Source extract Block Start
Majority: What are the impacts on riders when an operator calls off due to stress? And what about longer-term absences like when they are injured or have kidney disease?

When people are out on injury or health reasons, that’s difficult. Because there is a culture that I believe has been created that automatically assumes that the people who are out on injury are not being honest about their injuries. When I hear people talk about injury, they say “no, no, it’s legitimate. I wish I didn’t have to do this but I have to go out because my shoulder is in so much pain.”  If somebody’s out and they don’t have enough people to cover that shift, then that bus just won’t show up and then somebody’s waiting for an extra 20 minutes. And things like repetitive motion injury is a regular part of the job. But I think a lot of injuries are exacerbated by our schedules being so awful. And then that ends up affecting everybody.

East Bay DSA stands in solidarity with ATU 192’s contract fight in 2019. (Photo: Keith Brower Brown)

Majority: What needs to be done to fix this?

JW: We need better schedules. The District creates the schedules. And they’re creating them knowing that they’re not sustainable, but also knowing that drivers have been internalizing the stress and the pressure to adhere to the schedules.  The District uses these metrics around “is the bus physically making it to the location on time?” Without any care or consideration for the internalized pressure. They value the bus making it to the end of the line, but not the driver making it happen.  And the way that operators can push back is by rejecting that internalized pressure. “Hey, I know you want me to do this job in this way, according to the schedule, but it is impossible.” We must show management how impossible it is. I think operators need to be vocal about it, and they need to move to action by following not the schedule itself, but following the safety protocols primarily. And I think that would make it harder for the district to justify their schedule cuts. A lot of passengers do have consideration for bus drivers driving safely.  The way that bus drivers will be able to show the District, management, and the board of directors the severity of the unsustainable schedules is by taking that power back, rejecting the internalized stress that the management and district puts on our shoulders. That’s how we use our power as bus drivers to show them that “hey, I understand that you’re telling me to do these contradictory things. But you’re paying me to drive this bus safely – and not even paying well enough to do that – the labor that you’re asking me for contractually is in regards to driving this bus safely, not in regards to doing these mental gymnastics and mathematical calculations on how I can thread an impossible needle.”

Majority: How can your riders support ATU workers in this struggle?

JW: The riders can can show up with us to the AC Transit board meeting on June 5. They can sign the petition asking the board to meet drivers’ needs by fixing the schedules to address our harsh working conditions. But mainly by showing up to the board meetings and speaking out to let the board of directors know about the conditions of the bus drivers and how that affects their ability to get where they need to go reliably. Riders can tell the board the conditions that they see for the bus drivers and how that translates to them. 

Members of the community can speak out at the AC Transit Board Meeting on June 5, 2024, at 5pm. The meeting will be held at AC Transit’s Oakland headquarters, at 1600 Franklin Street, second floor.
Source extract Block End
**Required actions**
1. Answer from the bus operator interview:
(a) How much longer might a rider wait when a shift goes uncovered?
(b) Who creates the schedules?
(c) Where will the June 5, 2024 board meeting be held?
2. Write out the bus operator interview from "Members of the" up to and including "Street, second floor.".
The rows have no connection to the bus operator interview.
Listed entries Block Start
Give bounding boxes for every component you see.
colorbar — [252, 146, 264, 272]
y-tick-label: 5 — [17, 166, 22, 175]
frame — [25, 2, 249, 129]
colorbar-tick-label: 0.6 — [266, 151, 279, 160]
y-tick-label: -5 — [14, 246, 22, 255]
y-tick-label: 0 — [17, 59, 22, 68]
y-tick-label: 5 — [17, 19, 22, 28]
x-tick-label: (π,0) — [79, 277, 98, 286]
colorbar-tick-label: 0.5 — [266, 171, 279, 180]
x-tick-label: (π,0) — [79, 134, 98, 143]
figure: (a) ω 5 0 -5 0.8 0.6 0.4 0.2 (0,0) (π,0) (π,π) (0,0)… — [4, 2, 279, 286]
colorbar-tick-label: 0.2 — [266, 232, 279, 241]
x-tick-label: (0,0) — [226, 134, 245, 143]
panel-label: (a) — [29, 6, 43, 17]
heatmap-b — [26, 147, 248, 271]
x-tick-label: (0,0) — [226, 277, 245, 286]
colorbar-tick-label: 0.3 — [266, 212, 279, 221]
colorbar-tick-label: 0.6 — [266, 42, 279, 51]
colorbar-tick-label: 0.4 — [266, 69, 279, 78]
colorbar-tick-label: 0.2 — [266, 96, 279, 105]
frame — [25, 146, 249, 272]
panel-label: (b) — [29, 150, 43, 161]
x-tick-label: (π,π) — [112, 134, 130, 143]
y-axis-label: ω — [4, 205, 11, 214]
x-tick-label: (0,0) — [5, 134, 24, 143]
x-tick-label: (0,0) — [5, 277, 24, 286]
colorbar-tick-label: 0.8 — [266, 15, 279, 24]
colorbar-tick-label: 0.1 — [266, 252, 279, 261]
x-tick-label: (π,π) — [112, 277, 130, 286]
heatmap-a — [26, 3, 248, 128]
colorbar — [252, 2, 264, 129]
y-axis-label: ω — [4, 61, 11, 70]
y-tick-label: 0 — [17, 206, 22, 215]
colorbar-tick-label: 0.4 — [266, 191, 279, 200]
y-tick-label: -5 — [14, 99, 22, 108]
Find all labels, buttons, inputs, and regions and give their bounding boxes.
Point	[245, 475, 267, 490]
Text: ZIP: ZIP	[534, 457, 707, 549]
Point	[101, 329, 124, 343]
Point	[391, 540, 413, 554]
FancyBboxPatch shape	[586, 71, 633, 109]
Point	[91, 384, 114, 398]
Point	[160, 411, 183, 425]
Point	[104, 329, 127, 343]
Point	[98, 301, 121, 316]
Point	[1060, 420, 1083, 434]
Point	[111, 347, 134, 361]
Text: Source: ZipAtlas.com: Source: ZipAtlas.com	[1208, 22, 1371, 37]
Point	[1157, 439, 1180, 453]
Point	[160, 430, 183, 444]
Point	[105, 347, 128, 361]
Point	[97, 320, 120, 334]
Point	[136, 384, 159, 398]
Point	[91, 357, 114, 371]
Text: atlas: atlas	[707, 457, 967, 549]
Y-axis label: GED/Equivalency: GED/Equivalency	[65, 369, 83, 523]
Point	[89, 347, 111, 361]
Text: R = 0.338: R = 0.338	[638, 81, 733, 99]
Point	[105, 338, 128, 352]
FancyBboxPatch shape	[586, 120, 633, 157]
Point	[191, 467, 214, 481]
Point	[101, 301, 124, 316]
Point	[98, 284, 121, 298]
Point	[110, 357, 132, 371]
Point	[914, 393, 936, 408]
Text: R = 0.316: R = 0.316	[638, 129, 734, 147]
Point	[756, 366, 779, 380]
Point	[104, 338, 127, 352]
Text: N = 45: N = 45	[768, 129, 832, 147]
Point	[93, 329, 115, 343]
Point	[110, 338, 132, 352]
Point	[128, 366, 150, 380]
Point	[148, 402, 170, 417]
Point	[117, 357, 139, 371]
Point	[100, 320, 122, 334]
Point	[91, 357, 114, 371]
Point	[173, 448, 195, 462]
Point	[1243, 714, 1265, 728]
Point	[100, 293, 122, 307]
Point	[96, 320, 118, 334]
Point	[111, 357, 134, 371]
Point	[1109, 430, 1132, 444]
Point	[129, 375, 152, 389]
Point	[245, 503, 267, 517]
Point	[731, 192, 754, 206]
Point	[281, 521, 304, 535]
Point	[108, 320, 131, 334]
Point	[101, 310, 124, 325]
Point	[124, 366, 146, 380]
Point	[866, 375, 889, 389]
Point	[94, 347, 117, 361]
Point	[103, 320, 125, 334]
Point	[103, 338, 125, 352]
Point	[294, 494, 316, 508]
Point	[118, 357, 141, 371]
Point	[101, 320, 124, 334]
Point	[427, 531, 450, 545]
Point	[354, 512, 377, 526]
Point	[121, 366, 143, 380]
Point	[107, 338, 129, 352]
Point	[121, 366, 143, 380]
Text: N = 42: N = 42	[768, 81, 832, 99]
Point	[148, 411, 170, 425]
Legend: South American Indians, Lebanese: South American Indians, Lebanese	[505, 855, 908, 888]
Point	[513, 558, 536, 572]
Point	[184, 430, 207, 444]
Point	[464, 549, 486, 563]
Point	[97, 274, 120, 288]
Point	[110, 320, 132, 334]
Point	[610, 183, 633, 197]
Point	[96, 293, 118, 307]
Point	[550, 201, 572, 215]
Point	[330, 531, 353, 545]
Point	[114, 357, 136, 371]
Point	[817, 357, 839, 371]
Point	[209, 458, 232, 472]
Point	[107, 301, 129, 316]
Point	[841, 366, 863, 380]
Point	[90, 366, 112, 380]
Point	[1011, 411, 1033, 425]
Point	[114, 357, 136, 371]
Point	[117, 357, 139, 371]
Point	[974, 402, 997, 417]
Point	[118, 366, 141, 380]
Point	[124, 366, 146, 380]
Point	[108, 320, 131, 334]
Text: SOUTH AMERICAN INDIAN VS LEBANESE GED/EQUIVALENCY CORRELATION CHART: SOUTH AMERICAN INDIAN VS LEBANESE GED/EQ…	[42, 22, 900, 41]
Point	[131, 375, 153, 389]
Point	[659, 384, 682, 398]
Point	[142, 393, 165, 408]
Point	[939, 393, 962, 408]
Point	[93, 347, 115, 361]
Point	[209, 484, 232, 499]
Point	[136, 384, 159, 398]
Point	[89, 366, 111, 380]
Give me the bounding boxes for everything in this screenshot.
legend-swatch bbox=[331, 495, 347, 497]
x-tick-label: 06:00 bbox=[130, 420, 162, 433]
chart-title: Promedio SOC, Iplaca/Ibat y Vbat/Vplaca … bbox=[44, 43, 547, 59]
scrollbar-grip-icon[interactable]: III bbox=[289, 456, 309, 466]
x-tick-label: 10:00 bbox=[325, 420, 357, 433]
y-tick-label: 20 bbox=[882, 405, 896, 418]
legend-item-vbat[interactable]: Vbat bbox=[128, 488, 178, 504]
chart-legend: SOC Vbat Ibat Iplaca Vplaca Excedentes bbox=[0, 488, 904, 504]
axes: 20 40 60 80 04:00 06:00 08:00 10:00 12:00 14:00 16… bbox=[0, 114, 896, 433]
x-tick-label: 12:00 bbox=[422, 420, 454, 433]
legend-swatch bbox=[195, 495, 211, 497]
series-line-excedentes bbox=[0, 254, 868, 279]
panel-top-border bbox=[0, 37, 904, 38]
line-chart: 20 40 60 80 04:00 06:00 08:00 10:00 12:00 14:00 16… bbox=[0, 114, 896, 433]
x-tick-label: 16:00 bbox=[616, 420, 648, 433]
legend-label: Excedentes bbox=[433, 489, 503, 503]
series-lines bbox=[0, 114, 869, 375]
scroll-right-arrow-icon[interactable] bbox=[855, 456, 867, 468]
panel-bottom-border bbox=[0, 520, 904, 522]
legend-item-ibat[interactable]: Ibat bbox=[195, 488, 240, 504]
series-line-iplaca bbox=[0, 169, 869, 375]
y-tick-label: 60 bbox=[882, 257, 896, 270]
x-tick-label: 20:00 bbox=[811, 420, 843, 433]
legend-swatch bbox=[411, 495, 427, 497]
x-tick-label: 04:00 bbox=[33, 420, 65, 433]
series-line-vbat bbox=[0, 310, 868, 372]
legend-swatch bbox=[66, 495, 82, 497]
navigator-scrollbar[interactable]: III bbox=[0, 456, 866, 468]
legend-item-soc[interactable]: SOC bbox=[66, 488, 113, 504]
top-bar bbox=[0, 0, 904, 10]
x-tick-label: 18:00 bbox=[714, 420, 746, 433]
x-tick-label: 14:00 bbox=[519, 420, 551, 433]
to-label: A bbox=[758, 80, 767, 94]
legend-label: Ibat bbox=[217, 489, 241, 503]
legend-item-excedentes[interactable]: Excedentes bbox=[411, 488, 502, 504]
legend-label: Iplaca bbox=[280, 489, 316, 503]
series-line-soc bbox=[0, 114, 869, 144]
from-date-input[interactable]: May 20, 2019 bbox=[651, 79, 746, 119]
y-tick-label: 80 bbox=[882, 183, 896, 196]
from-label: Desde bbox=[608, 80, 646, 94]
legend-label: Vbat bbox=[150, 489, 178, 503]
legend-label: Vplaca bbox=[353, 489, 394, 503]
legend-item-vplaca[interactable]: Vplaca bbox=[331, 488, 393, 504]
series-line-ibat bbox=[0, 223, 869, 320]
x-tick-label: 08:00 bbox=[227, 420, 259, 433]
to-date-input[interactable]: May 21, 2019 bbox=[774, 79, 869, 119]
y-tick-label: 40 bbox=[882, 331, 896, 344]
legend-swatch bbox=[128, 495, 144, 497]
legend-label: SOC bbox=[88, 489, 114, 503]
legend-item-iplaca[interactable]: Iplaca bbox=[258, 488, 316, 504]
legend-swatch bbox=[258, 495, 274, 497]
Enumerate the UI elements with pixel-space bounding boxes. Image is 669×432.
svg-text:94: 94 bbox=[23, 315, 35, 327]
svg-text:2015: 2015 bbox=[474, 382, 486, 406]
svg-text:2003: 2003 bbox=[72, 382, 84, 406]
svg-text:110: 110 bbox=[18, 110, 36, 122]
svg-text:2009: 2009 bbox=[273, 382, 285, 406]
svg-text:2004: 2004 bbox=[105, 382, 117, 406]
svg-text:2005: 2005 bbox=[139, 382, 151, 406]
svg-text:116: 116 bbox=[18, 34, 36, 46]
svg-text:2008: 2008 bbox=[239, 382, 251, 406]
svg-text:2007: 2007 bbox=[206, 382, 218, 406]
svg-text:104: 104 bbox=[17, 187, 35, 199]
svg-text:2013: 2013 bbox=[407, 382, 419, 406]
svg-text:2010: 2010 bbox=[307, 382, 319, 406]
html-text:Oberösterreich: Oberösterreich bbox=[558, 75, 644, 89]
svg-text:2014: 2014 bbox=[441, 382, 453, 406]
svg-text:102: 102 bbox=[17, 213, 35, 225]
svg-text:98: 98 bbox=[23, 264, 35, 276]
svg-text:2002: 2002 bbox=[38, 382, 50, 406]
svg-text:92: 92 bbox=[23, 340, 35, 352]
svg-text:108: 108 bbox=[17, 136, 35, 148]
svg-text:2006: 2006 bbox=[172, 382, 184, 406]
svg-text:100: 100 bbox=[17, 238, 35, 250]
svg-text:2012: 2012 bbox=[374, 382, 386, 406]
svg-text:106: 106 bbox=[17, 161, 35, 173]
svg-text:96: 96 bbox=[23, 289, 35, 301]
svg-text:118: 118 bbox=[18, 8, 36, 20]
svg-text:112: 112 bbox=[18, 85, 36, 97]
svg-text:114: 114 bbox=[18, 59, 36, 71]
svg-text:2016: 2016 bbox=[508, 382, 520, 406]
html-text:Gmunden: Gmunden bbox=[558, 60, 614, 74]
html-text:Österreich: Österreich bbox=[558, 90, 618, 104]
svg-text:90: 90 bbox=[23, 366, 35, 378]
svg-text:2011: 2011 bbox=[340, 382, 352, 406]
Listed entries Block End
**Numbered answers**
1.
(a) An extra 20 minutes.
(b) The District.
(c) At AC Transit's Oakland headquarters, 1600 Franklin Street, second floor.

2.
Members of the community can speak out at the AC Transit Board Meeting on June 5, 2024, at 5pm. The meeting will be held at AC Transit’s Oakland headquarters, at 1600 Franklin Street, second floor.